Dataset records
● ● ● ●

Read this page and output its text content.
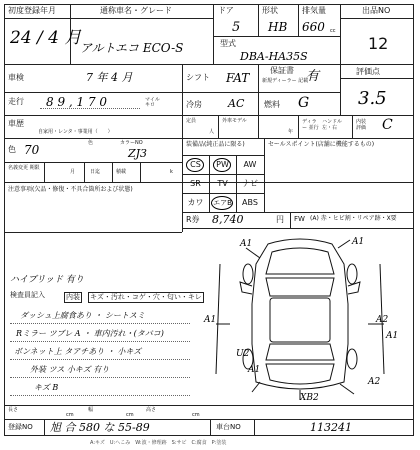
初度登録年月
24 / 4 月
通称車名・グレード
アルトエコ ECO-S
ドア
5
形状
HB
排気量
660 cc
型式
DBA-HA35S
出品NO
12
車検	7 年 4 月	シフト FAT
保証書
新規ディーラー 記載
有	評価点
3.5
走行 8 9 , 1 7 0	マイル キロ	冷房 AC 燃料 G
車歴
自家用・レンタ・事業用（　　）
定員
人
外車モデル
年
ディラー 並行
ハンドル 左・右
内装 評価 C
色 70	色	カラーNO
ZJ3
名義変更 期限
月	日迄	積載	k
注意事項(欠品・修復・不具合箇所および状態)
装備品(純正品に限る)	セールスポイント(店舗に機能するもの)
CS	PW	AW
SR	TV	ナビ
カワ	エアB	ABS
R券 8,740	円 FW (A) 赤・ヒビ割・リペア跡・X要
ハイブリッド 有り
検査員記入	内装 キズ・汚れ・コゲ・穴・匂い・キレ
ダッシュ上腐食あり ・ シートスミ
Rミラー ツブレ A ・ 車内汚れ・(タバコ)
ボンネット上 タアチあり ・ 小キズ
外装 ツス 小キズ 有り
キズ B
A1	A1
A1	A2
A1
U2
A1
A2
XB2
長さ
cm
幅
cm
高さ
cm
登録NO 旭 合 580 な 55-89	車台NO	113241
A:キズ　U:へこみ　W:波・修理跡　S:サビ　C:腐食　P:塗装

● ● ● ●

Written request >> Output the records above exactly; leave out the pictures.

Final result >>
Read this page and output its text content.
初度登録年月
24 / 4 月
通称車名・グレード
アルトエコ ECO-S
ドア
5
形状
HB
排気量
660 cc
型式
DBA-HA35S
出品NO
12
車検	7 年 4 月	シフト FAT
保証書
新規ディーラー 記載
有	評価点
3.5
走行 8 9 , 1 7 0	マイル キロ	冷房 AC 燃料 G
車歴
自家用・レンタ・事業用（　　）
定員
人
外車モデル
年
ディラー 並行
ハンドル 左・右
内装 評価 C
色 70	色	カラーNO
ZJ3
名義変更 期限
月	日迄	積載	k
注意事項(欠品・修復・不具合箇所および状態)
装備品(純正品に限る)	セールスポイント(店舗に機能するもの)
CS	PW	AW
SR	TV	ナビ
カワ	エアB	ABS
R券 8,740	円 FW (A) 赤・ヒビ割・リペア跡・X要
ハイブリッド 有り
検査員記入	内装 キズ・汚れ・コゲ・穴・匂い・キレ
ダッシュ上腐食あり ・ シートスミ
Rミラー ツブレ A ・ 車内汚れ・(タバコ)
ボンネット上 タアチあり ・ 小キズ
外装 ツス 小キズ 有り
キズ B
A1	A1
A1	A2
A1
U2
A1
A2
XB2
長さ
cm
幅
cm
高さ
cm
登録NO 旭 合 580 な 55-89	車台NO	113241
A:キズ　U:へこみ　W:波・修理跡　S:サビ　C:腐食　P:塗装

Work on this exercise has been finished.